In the material below, list every line carrying the string "background".
****************************************
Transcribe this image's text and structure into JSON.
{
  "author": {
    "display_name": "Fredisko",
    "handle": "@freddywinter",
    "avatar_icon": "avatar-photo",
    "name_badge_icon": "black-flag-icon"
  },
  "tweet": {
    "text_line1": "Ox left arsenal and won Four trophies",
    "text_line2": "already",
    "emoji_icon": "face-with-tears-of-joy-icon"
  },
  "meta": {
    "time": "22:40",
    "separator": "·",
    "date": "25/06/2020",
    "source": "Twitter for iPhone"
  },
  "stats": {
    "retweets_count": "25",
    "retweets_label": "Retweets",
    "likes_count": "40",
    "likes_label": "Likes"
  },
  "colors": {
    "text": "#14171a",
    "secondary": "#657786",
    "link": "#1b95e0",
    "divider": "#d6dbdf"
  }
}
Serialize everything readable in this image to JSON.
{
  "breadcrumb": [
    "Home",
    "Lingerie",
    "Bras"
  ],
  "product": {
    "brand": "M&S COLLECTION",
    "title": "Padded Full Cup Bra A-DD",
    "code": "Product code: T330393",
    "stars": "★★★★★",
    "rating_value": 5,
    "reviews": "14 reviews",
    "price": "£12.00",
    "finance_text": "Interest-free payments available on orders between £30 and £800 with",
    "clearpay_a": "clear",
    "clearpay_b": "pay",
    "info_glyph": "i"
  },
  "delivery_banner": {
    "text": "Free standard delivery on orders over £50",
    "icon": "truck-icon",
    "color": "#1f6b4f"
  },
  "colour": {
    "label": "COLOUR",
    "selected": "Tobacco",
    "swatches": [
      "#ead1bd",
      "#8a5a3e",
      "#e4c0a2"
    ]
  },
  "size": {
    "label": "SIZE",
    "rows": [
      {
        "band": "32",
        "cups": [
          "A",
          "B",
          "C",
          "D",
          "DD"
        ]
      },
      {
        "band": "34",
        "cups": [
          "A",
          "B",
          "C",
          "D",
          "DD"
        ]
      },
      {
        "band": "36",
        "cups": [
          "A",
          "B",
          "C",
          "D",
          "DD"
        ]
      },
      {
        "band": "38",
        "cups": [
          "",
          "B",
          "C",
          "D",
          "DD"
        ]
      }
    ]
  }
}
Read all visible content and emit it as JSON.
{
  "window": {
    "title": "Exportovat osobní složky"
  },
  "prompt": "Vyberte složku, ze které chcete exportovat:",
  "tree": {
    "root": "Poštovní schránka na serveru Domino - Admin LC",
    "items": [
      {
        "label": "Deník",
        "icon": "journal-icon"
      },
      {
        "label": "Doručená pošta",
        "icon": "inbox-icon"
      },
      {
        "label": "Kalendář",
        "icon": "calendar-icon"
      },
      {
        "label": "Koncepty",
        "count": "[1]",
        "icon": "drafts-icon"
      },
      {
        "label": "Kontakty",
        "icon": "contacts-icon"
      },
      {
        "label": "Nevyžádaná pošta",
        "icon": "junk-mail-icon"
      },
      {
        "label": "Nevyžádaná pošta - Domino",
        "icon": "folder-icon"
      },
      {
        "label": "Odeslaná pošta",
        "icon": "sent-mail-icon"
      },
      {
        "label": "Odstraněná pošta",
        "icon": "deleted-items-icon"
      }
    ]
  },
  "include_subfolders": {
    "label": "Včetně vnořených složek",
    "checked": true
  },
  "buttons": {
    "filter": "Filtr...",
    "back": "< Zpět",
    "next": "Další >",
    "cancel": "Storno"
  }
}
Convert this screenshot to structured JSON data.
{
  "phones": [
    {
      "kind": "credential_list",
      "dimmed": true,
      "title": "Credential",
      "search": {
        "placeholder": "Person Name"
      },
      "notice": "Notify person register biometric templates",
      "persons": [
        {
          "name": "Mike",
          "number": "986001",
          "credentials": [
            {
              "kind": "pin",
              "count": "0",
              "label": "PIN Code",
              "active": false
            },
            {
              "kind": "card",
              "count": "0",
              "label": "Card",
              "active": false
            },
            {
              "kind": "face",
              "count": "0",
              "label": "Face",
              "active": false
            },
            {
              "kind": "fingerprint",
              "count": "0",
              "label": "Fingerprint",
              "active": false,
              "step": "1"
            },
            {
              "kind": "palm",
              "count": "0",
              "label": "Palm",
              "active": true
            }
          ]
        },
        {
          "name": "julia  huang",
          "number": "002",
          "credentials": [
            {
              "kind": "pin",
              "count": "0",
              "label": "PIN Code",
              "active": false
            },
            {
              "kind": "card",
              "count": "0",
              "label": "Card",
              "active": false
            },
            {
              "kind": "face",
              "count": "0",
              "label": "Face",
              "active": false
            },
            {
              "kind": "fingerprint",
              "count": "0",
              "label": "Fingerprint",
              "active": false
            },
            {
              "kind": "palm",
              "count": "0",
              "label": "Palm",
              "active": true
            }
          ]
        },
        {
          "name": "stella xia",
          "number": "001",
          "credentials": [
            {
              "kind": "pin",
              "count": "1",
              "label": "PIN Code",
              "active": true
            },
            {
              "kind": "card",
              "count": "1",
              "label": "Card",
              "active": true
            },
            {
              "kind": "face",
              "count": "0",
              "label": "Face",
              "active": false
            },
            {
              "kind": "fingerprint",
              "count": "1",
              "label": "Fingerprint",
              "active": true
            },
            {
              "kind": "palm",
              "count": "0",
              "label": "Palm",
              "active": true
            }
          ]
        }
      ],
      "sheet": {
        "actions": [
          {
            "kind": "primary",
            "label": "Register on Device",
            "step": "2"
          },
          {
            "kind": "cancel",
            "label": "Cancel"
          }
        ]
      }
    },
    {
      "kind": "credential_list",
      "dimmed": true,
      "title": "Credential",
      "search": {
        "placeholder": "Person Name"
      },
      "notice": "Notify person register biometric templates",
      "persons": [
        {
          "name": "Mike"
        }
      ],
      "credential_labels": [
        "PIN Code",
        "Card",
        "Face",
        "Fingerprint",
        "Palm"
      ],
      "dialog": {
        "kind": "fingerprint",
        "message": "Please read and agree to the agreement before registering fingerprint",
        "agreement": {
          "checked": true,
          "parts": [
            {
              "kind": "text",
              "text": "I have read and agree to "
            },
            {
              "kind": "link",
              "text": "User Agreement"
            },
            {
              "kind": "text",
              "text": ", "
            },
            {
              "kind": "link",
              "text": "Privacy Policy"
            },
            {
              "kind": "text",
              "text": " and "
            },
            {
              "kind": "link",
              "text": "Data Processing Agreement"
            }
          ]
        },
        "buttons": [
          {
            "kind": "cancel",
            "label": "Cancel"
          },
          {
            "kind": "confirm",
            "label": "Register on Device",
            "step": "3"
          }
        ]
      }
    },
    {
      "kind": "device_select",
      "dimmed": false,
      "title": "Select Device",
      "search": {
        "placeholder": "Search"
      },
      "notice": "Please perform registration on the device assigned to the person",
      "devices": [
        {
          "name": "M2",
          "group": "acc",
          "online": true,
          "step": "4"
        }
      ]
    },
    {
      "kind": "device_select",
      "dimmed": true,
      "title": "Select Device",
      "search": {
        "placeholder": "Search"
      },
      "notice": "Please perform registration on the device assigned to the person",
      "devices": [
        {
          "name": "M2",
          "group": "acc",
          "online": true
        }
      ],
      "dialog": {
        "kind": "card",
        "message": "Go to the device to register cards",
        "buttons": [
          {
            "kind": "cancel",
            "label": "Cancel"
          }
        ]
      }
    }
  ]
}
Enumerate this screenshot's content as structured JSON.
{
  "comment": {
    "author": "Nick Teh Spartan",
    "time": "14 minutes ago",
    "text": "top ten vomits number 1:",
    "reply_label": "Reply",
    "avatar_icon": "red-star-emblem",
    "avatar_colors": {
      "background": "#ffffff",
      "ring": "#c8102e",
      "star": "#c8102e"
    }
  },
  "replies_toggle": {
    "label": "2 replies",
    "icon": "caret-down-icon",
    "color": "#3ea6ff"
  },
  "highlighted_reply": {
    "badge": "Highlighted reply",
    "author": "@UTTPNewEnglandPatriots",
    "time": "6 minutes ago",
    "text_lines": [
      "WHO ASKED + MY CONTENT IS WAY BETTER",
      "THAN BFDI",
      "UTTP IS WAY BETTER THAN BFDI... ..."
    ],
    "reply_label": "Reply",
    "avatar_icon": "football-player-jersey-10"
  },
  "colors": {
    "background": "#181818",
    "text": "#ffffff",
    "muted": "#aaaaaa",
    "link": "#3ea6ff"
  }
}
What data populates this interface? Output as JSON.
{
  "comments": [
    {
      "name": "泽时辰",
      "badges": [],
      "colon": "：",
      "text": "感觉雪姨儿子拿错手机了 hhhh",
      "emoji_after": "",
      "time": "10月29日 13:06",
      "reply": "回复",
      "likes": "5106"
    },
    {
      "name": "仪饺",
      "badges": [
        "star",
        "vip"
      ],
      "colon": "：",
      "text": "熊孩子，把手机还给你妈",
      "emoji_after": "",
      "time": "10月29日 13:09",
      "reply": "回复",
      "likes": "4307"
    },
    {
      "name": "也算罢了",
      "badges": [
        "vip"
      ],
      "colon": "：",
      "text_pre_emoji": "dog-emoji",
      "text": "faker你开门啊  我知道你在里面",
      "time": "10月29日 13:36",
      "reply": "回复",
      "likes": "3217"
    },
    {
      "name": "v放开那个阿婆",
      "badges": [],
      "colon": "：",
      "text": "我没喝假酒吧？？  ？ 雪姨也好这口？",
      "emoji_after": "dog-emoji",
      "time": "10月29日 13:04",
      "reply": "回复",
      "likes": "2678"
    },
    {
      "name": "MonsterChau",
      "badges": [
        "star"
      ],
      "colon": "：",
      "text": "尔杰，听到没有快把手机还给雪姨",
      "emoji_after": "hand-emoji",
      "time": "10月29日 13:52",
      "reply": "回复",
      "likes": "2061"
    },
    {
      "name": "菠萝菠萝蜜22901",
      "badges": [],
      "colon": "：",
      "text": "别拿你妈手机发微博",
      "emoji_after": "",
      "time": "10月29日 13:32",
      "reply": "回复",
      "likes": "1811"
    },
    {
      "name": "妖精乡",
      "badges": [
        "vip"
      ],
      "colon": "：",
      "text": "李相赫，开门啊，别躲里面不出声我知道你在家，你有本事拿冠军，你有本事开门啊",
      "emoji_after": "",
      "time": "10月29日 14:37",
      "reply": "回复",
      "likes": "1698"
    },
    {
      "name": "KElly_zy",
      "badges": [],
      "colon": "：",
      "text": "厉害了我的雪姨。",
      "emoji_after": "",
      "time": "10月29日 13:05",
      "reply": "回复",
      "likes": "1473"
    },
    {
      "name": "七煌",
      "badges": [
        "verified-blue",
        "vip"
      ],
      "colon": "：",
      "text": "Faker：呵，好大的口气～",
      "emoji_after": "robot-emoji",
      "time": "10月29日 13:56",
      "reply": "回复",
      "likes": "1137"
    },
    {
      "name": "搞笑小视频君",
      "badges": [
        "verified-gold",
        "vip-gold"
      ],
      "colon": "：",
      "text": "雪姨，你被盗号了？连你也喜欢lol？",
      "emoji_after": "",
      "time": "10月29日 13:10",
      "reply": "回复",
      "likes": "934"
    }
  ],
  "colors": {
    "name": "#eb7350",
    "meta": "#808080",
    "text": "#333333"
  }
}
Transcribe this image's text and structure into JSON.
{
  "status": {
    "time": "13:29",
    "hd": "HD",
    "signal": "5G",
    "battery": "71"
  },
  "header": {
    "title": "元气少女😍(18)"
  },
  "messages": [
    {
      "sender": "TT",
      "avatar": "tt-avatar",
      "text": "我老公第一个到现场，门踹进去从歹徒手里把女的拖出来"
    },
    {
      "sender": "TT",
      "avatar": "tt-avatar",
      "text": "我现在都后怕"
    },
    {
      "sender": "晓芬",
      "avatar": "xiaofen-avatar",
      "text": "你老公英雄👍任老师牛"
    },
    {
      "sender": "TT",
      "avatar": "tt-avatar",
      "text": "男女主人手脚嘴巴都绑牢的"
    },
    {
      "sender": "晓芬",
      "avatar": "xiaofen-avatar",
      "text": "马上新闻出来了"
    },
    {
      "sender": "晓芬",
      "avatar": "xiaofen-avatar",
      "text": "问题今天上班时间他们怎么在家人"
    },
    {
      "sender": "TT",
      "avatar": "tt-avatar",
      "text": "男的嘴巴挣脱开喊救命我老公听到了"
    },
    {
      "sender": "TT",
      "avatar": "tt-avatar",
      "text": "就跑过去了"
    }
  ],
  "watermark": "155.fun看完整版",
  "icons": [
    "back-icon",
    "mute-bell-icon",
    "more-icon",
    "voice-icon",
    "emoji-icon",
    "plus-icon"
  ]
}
****************************************
_RESPONSE TO THIS EXERCISE_
      "background": "#ffffff",
    "background": "#181818",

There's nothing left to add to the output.